EXERCISE AIM :: Each line that includes the word "arrow" counts once; give the total and nothing more.

## start DATASET ROWS

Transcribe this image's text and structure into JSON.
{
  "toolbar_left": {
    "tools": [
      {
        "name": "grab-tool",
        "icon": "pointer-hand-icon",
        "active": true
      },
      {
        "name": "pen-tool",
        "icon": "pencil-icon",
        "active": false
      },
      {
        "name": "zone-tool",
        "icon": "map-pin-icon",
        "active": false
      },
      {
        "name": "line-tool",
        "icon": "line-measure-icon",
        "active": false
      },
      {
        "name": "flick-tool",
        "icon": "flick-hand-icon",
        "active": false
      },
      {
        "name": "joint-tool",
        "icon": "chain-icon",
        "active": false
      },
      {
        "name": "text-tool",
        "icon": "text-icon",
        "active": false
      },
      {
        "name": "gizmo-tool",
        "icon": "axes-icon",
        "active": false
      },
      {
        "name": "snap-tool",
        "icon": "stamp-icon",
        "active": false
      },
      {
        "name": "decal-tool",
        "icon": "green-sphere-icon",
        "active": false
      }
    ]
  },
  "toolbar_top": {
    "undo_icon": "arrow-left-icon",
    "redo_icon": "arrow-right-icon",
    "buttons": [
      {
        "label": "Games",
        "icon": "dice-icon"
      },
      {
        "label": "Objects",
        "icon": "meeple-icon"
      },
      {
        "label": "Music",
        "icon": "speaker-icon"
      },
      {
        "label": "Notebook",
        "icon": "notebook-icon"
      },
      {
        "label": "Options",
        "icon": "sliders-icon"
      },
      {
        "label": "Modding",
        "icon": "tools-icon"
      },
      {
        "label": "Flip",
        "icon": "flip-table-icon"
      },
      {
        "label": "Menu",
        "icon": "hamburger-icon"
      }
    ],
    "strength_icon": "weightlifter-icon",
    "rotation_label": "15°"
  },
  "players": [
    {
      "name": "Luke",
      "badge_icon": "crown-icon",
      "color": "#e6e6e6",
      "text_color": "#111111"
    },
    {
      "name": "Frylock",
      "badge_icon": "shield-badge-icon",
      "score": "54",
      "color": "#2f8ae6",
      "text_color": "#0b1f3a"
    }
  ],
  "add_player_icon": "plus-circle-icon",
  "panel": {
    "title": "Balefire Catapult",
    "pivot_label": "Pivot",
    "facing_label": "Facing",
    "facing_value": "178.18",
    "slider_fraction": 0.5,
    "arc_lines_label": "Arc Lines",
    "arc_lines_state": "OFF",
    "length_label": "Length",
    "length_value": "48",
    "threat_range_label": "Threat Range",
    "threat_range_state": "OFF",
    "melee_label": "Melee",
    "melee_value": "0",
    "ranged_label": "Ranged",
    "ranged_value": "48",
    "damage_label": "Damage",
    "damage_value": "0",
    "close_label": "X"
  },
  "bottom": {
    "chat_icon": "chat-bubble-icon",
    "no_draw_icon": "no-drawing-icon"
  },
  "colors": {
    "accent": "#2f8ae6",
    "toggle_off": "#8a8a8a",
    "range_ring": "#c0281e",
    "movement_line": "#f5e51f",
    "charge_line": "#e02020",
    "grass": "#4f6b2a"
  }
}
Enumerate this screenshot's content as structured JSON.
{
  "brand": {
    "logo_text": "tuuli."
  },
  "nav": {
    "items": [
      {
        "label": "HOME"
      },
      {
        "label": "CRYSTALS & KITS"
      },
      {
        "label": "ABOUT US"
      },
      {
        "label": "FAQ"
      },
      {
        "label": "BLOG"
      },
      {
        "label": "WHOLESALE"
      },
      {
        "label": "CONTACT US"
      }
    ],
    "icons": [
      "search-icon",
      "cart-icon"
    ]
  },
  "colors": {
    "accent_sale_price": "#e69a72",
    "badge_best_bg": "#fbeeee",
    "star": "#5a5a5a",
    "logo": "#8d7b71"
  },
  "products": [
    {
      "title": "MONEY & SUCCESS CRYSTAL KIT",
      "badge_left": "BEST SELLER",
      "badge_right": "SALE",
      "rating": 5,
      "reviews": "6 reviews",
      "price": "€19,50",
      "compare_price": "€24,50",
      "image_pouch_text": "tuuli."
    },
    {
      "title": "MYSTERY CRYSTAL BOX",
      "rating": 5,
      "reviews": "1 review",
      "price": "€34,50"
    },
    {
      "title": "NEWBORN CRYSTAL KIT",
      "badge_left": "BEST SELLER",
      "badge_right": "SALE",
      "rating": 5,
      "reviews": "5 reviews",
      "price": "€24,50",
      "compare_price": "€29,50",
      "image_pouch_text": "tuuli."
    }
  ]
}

## end DATASET ROWS

WORKED SOLUTION :: 2